**INSTRUCTIONS TO FOLLOW:** Pull out every line of the data below that contains the string "window".
Start of RECORDS FOR THIS EXERCISE
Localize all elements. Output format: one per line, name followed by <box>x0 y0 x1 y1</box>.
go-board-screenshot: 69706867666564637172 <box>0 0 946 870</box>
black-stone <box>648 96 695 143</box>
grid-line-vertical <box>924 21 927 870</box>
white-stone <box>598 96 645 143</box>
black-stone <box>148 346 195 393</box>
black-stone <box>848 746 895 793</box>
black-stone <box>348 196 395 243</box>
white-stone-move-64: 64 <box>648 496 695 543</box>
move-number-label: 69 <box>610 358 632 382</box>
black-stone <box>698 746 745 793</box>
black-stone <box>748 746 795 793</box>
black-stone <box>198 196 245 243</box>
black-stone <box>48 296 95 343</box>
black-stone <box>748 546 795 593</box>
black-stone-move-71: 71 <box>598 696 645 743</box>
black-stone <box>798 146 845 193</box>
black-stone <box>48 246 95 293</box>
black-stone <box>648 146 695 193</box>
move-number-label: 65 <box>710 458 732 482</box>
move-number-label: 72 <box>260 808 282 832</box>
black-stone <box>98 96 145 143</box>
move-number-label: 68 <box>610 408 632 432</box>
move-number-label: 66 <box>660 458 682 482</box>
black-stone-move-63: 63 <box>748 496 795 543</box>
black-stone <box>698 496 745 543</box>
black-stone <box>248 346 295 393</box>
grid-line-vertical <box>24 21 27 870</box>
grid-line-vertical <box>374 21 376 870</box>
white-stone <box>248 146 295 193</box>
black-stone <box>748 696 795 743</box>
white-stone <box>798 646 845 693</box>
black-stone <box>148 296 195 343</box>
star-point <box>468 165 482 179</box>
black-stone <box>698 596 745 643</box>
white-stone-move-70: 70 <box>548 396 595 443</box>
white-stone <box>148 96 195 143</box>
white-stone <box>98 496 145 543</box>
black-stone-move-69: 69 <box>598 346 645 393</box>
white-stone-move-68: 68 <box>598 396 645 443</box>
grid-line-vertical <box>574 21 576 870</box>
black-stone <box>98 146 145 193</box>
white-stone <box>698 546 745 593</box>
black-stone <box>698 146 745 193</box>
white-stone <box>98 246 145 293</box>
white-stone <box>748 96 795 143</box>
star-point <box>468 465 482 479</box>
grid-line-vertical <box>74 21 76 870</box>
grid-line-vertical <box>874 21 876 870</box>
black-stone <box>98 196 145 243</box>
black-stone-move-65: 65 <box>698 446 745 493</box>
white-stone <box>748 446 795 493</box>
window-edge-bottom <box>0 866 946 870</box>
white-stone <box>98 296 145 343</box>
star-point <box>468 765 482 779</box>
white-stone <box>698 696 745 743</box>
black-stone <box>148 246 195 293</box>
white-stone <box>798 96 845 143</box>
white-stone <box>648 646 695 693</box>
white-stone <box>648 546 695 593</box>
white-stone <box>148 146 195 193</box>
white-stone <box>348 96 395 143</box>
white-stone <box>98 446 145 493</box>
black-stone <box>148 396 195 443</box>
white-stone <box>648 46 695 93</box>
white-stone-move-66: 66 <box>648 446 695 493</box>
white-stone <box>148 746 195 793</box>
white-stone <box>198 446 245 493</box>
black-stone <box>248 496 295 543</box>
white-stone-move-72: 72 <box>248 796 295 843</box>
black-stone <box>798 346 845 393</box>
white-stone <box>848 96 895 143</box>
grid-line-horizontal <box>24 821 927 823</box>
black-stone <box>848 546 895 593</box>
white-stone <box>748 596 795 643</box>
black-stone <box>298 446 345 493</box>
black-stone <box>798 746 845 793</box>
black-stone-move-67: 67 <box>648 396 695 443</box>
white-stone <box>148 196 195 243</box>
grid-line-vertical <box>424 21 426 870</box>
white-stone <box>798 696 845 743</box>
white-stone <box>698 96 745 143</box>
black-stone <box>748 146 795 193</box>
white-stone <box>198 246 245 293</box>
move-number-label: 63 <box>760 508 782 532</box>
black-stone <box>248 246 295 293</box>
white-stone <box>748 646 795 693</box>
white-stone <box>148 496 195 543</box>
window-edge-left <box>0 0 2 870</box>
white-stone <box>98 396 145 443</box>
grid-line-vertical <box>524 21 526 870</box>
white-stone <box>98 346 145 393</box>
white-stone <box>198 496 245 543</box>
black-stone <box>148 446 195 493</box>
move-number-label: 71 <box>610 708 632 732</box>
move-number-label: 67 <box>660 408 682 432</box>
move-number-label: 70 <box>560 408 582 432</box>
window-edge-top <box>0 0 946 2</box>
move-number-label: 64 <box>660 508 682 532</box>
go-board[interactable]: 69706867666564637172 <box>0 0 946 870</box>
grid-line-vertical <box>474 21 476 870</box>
End of RECORDS FOR THIS EXERCISE
**TASK SOLUTION:**
window-edge-bottom <box>0 866 946 870</box>
window-edge-left <box>0 0 2 870</box>
window-edge-top <box>0 0 946 2</box>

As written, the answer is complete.